§ STORED DATA:
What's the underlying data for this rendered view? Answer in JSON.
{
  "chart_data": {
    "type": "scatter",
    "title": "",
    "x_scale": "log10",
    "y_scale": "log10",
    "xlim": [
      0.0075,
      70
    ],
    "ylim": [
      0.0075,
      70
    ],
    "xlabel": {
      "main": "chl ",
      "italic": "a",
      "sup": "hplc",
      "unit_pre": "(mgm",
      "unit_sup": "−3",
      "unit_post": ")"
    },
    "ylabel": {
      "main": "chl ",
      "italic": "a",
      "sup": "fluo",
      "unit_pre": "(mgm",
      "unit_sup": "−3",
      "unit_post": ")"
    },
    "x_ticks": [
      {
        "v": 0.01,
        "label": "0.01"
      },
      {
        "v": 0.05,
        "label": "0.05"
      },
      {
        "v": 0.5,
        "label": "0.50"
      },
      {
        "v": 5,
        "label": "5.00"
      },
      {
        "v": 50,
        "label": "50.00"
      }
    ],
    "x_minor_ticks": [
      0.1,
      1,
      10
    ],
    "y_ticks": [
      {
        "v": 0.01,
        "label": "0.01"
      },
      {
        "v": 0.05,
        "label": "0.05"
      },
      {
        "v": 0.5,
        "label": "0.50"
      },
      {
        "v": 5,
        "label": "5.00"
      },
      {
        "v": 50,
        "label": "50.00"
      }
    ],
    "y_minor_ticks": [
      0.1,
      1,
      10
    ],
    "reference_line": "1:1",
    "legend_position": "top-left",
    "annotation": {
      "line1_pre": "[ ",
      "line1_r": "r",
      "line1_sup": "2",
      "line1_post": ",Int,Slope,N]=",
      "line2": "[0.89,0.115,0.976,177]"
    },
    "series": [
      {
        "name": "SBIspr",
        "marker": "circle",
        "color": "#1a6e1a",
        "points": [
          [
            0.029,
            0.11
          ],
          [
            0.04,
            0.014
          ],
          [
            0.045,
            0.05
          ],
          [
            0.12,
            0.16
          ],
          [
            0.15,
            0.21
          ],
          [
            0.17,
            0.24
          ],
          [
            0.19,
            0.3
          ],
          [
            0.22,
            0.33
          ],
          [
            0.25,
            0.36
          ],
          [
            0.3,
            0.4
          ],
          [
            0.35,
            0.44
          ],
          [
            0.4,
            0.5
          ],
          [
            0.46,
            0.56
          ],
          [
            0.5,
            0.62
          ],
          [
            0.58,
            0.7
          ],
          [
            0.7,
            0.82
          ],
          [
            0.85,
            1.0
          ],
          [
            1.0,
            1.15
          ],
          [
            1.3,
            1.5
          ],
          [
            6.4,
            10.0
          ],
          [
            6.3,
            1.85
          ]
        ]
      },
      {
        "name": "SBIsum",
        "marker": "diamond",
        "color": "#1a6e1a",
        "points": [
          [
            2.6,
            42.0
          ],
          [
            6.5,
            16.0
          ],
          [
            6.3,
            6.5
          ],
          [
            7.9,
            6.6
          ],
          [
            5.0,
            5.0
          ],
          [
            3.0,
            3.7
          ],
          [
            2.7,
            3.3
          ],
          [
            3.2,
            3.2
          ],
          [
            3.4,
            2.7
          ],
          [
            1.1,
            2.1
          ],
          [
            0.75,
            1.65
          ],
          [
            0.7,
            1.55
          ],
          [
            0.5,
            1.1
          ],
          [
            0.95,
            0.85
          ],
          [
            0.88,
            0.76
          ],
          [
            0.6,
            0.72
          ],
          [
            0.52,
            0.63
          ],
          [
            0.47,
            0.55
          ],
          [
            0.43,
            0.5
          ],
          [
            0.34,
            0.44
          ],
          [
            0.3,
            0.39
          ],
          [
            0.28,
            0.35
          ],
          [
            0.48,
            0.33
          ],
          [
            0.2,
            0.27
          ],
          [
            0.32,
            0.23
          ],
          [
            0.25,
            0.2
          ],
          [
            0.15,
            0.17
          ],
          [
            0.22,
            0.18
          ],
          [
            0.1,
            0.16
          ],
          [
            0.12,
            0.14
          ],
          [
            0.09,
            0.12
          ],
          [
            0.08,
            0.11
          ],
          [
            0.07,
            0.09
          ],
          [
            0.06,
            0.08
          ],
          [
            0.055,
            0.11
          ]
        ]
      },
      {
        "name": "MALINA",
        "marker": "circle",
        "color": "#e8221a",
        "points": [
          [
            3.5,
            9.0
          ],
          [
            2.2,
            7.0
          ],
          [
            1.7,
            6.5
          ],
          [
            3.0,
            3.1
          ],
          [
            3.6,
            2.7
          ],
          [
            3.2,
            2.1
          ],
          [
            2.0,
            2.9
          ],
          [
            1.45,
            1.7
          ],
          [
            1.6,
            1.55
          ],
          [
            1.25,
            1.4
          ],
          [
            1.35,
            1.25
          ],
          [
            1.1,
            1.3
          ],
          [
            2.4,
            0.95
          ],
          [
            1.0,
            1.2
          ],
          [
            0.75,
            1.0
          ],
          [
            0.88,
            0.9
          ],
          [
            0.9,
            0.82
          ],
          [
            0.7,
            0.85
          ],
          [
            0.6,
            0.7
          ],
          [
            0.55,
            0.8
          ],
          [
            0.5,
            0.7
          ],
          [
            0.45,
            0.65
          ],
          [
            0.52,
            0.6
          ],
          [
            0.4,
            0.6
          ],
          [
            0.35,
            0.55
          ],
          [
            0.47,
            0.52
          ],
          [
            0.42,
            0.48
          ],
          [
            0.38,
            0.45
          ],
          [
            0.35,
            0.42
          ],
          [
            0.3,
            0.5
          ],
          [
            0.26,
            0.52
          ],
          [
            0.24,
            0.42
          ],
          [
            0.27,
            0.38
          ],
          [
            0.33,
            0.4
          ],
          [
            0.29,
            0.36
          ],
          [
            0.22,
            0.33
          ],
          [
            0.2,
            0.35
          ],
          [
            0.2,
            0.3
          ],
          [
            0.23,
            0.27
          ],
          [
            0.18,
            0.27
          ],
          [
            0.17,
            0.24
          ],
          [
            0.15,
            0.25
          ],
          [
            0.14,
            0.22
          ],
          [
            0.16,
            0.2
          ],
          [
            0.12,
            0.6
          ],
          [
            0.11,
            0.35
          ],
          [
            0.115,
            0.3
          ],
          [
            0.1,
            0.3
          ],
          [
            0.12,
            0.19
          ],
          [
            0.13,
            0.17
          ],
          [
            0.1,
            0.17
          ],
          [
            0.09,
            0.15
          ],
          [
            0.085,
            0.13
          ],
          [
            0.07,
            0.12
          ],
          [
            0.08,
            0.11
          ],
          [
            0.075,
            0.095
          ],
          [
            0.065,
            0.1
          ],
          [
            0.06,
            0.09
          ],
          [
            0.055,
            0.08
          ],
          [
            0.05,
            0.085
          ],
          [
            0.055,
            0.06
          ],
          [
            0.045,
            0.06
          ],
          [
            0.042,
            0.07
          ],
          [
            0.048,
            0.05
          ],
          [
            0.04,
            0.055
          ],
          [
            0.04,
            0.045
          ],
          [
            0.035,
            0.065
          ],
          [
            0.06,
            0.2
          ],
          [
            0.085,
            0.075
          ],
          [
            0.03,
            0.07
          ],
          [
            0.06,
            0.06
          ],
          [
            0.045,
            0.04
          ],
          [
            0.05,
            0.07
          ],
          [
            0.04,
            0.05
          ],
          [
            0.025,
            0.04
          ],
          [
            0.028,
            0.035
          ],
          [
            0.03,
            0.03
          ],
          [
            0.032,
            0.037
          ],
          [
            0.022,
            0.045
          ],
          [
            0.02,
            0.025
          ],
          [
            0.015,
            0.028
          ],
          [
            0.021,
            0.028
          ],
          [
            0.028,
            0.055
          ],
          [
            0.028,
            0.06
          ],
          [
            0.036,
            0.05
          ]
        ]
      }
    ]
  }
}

§ SHORT TASK: Return the entries in full, keeping every line exactly as it is.

§ EXERCISE ANSWER:
What's the underlying data for this rendered view? Answer in JSON.
{
  "chart_data": {
    "type": "scatter",
    "title": "",
    "x_scale": "log10",
    "y_scale": "log10",
    "xlim": [
      0.0075,
      70
    ],
    "ylim": [
      0.0075,
      70
    ],
    "xlabel": {
      "main": "chl ",
      "italic": "a",
      "sup": "hplc",
      "unit_pre": "(mgm",
      "unit_sup": "−3",
      "unit_post": ")"
    },
    "ylabel": {
      "main": "chl ",
      "italic": "a",
      "sup": "fluo",
      "unit_pre": "(mgm",
      "unit_sup": "−3",
      "unit_post": ")"
    },
    "x_ticks": [
      {
        "v": 0.01,
        "label": "0.01"
      },
      {
        "v": 0.05,
        "label": "0.05"
      },
      {
        "v": 0.5,
        "label": "0.50"
      },
      {
        "v": 5,
        "label": "5.00"
      },
      {
        "v": 50,
        "label": "50.00"
      }
    ],
    "x_minor_ticks": [
      0.1,
      1,
      10
    ],
    "y_ticks": [
      {
        "v": 0.01,
        "label": "0.01"
      },
      {
        "v": 0.05,
        "label": "0.05"
      },
      {
        "v": 0.5,
        "label": "0.50"
      },
      {
        "v": 5,
        "label": "5.00"
      },
      {
        "v": 50,
        "label": "50.00"
      }
    ],
    "y_minor_ticks": [
      0.1,
      1,
      10
    ],
    "reference_line": "1:1",
    "legend_position": "top-left",
    "annotation": {
      "line1_pre": "[ ",
      "line1_r": "r",
      "line1_sup": "2",
      "line1_post": ",Int,Slope,N]=",
      "line2": "[0.89,0.115,0.976,177]"
    },
    "series": [
      {
        "name": "SBIspr",
        "marker": "circle",
        "color": "#1a6e1a",
        "points": [
          [
            0.029,
            0.11
          ],
          [
            0.04,
            0.014
          ],
          [
            0.045,
            0.05
          ],
          [
            0.12,
            0.16
          ],
          [
            0.15,
            0.21
          ],
          [
            0.17,
            0.24
          ],
          [
            0.19,
            0.3
          ],
          [
            0.22,
            0.33
          ],
          [
            0.25,
            0.36
          ],
          [
            0.3,
            0.4
          ],
          [
            0.35,
            0.44
          ],
          [
            0.4,
            0.5
          ],
          [
            0.46,
            0.56
          ],
          [
            0.5,
            0.62
          ],
          [
            0.58,
            0.7
          ],
          [
            0.7,
            0.82
          ],
          [
            0.85,
            1.0
          ],
          [
            1.0,
            1.15
          ],
          [
            1.3,
            1.5
          ],
          [
            6.4,
            10.0
          ],
          [
            6.3,
            1.85
          ]
        ]
      },
      {
        "name": "SBIsum",
        "marker": "diamond",
        "color": "#1a6e1a",
        "points": [
          [
            2.6,
            42.0
          ],
          [
            6.5,
            16.0
          ],
          [
            6.3,
            6.5
          ],
          [
            7.9,
            6.6
          ],
          [
            5.0,
            5.0
          ],
          [
            3.0,
            3.7
          ],
          [
            2.7,
            3.3
          ],
          [
            3.2,
            3.2
          ],
          [
            3.4,
            2.7
          ],
          [
            1.1,
            2.1
          ],
          [
            0.75,
            1.65
          ],
          [
            0.7,
            1.55
          ],
          [
            0.5,
            1.1
          ],
          [
            0.95,
            0.85
          ],
          [
            0.88,
            0.76
          ],
          [
            0.6,
            0.72
          ],
          [
            0.52,
            0.63
          ],
          [
            0.47,
            0.55
          ],
          [
            0.43,
            0.5
          ],
          [
            0.34,
            0.44
          ],
          [
            0.3,
            0.39
          ],
          [
            0.28,
            0.35
          ],
          [
            0.48,
            0.33
          ],
          [
            0.2,
            0.27
          ],
          [
            0.32,
            0.23
          ],
          [
            0.25,
            0.2
          ],
          [
            0.15,
            0.17
          ],
          [
            0.22,
            0.18
          ],
          [
            0.1,
            0.16
          ],
          [
            0.12,
            0.14
          ],
          [
            0.09,
            0.12
          ],
          [
            0.08,
            0.11
          ],
          [
            0.07,
            0.09
          ],
          [
            0.06,
            0.08
          ],
          [
            0.055,
            0.11
          ]
        ]
      },
      {
        "name": "MALINA",
        "marker": "circle",
        "color": "#e8221a",
        "points": [
          [
            3.5,
            9.0
          ],
          [
            2.2,
            7.0
          ],
          [
            1.7,
            6.5
          ],
          [
            3.0,
            3.1
          ],
          [
            3.6,
            2.7
          ],
          [
            3.2,
            2.1
          ],
          [
            2.0,
            2.9
          ],
          [
            1.45,
            1.7
          ],
          [
            1.6,
            1.55
          ],
          [
            1.25,
            1.4
          ],
          [
            1.35,
            1.25
          ],
          [
            1.1,
            1.3
          ],
          [
            2.4,
            0.95
          ],
          [
            1.0,
            1.2
          ],
          [
            0.75,
            1.0
          ],
          [
            0.88,
            0.9
          ],
          [
            0.9,
            0.82
          ],
          [
            0.7,
            0.85
          ],
          [
            0.6,
            0.7
          ],
          [
            0.55,
            0.8
          ],
          [
            0.5,
            0.7
          ],
          [
            0.45,
            0.65
          ],
          [
            0.52,
            0.6
          ],
          [
            0.4,
            0.6
          ],
          [
            0.35,
            0.55
          ],
          [
            0.47,
            0.52
          ],
          [
            0.42,
            0.48
          ],
          [
            0.38,
            0.45
          ],
          [
            0.35,
            0.42
          ],
          [
            0.3,
            0.5
          ],
          [
            0.26,
            0.52
          ],
          [
            0.24,
            0.42
          ],
          [
            0.27,
            0.38
          ],
          [
            0.33,
            0.4
          ],
          [
            0.29,
            0.36
          ],
          [
            0.22,
            0.33
          ],
          [
            0.2,
            0.35
          ],
          [
            0.2,
            0.3
          ],
          [
            0.23,
            0.27
          ],
          [
            0.18,
            0.27
          ],
          [
            0.17,
            0.24
          ],
          [
            0.15,
            0.25
          ],
          [
            0.14,
            0.22
          ],
          [
            0.16,
            0.2
          ],
          [
            0.12,
            0.6
          ],
          [
            0.11,
            0.35
          ],
          [
            0.115,
            0.3
          ],
          [
            0.1,
            0.3
          ],
          [
            0.12,
            0.19
          ],
          [
            0.13,
            0.17
          ],
          [
            0.1,
            0.17
          ],
          [
            0.09,
            0.15
          ],
          [
            0.085,
            0.13
          ],
          [
            0.07,
            0.12
          ],
          [
            0.08,
            0.11
          ],
          [
            0.075,
            0.095
          ],
          [
            0.065,
            0.1
          ],
          [
            0.06,
            0.09
          ],
          [
            0.055,
            0.08
          ],
          [
            0.05,
            0.085
          ],
          [
            0.055,
            0.06
          ],
          [
            0.045,
            0.06
          ],
          [
            0.042,
            0.07
          ],
          [
            0.048,
            0.05
          ],
          [
            0.04,
            0.055
          ],
          [
            0.04,
            0.045
          ],
          [
            0.035,
            0.065
          ],
          [
            0.06,
            0.2
          ],
          [
            0.085,
            0.075
          ],
          [
            0.03,
            0.07
          ],
          [
            0.06,
            0.06
          ],
          [
            0.045,
            0.04
          ],
          [
            0.05,
            0.07
          ],
          [
            0.04,
            0.05
          ],
          [
            0.025,
            0.04
          ],
          [
            0.028,
            0.035
          ],
          [
            0.03,
            0.03
          ],
          [
            0.032,
            0.037
          ],
          [
            0.022,
            0.045
          ],
          [
            0.02,
            0.025
          ],
          [
            0.015,
            0.028
          ],
          [
            0.021,
            0.028
          ],
          [
            0.028,
            0.055
          ],
          [
            0.028,
            0.06
          ],
          [
            0.036,
            0.05
          ]
        ]
      }
    ]
  }
}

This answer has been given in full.